Transcribe the material exactly. Images do not belong in the copy.
-- Start Data supplied --
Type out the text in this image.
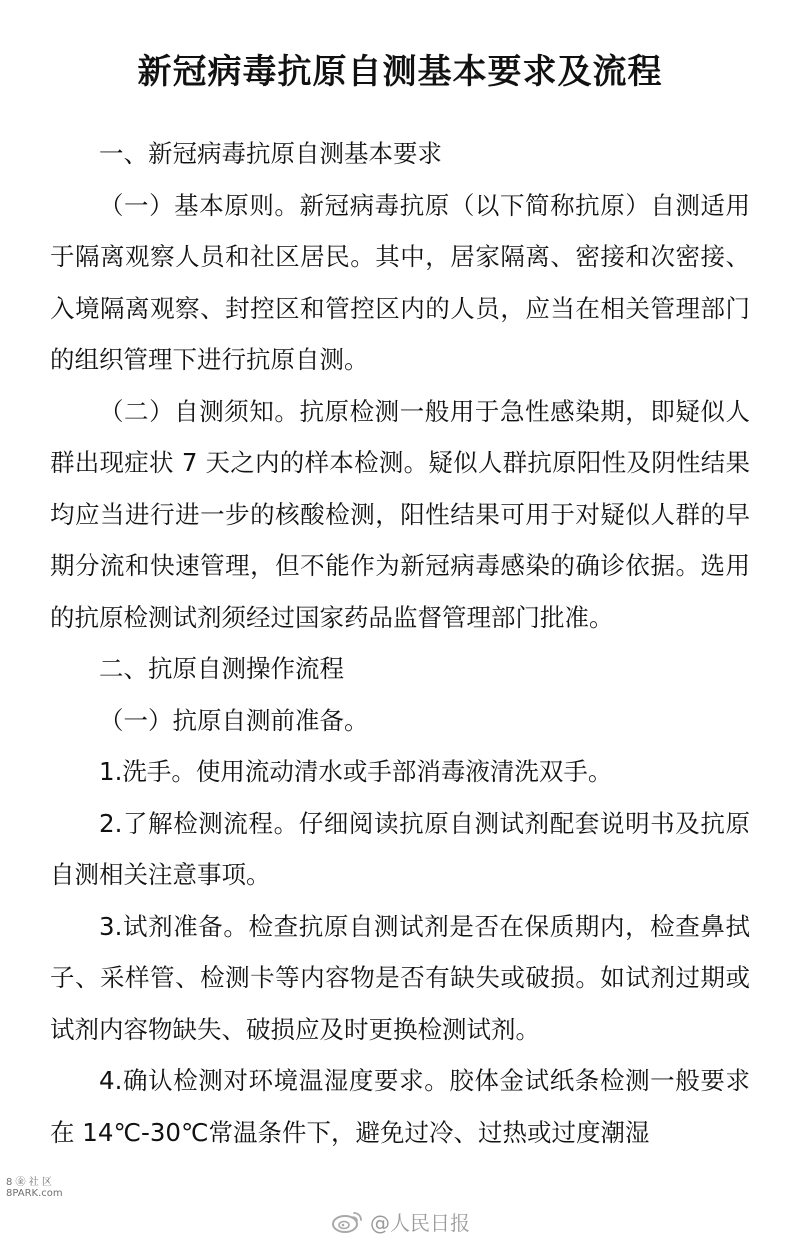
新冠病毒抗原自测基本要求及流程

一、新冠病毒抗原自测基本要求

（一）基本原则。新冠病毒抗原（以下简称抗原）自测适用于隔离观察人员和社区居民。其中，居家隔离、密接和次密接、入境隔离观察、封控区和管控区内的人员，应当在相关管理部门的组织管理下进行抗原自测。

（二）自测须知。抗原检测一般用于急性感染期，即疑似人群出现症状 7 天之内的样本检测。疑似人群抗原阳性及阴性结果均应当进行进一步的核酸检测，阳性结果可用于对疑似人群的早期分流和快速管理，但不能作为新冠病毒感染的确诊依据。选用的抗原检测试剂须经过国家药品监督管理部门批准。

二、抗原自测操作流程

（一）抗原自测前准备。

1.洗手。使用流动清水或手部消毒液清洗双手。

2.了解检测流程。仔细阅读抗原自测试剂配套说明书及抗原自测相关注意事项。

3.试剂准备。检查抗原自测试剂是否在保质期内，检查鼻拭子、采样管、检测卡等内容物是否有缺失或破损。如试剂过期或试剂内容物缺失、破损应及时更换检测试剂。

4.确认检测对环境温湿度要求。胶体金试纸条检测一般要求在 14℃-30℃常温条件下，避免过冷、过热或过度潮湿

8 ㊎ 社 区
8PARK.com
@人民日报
-- End Data supplied --
The output:
Type out the text in this image.
新冠病毒抗原自测基本要求及流程

一、新冠病毒抗原自测基本要求

（一）基本原则。新冠病毒抗原（以下简称抗原）自测适用于隔离观察人员和社区居民。其中，居家隔离、密接和次密接、入境隔离观察、封控区和管控区内的人员，应当在相关管理部门的组织管理下进行抗原自测。

（二）自测须知。抗原检测一般用于急性感染期，即疑似人群出现症状 7 天之内的样本检测。疑似人群抗原阳性及阴性结果均应当进行进一步的核酸检测，阳性结果可用于对疑似人群的早期分流和快速管理，但不能作为新冠病毒感染的确诊依据。选用的抗原检测试剂须经过国家药品监督管理部门批准。

二、抗原自测操作流程

（一）抗原自测前准备。

1.洗手。使用流动清水或手部消毒液清洗双手。

2.了解检测流程。仔细阅读抗原自测试剂配套说明书及抗原自测相关注意事项。

3.试剂准备。检查抗原自测试剂是否在保质期内，检查鼻拭子、采样管、检测卡等内容物是否有缺失或破损。如试剂过期或试剂内容物缺失、破损应及时更换检测试剂。

4.确认检测对环境温湿度要求。胶体金试纸条检测一般要求在 14℃-30℃常温条件下，避免过冷、过热或过度潮湿

8 ㊎ 社 区
8PARK.com
@人民日报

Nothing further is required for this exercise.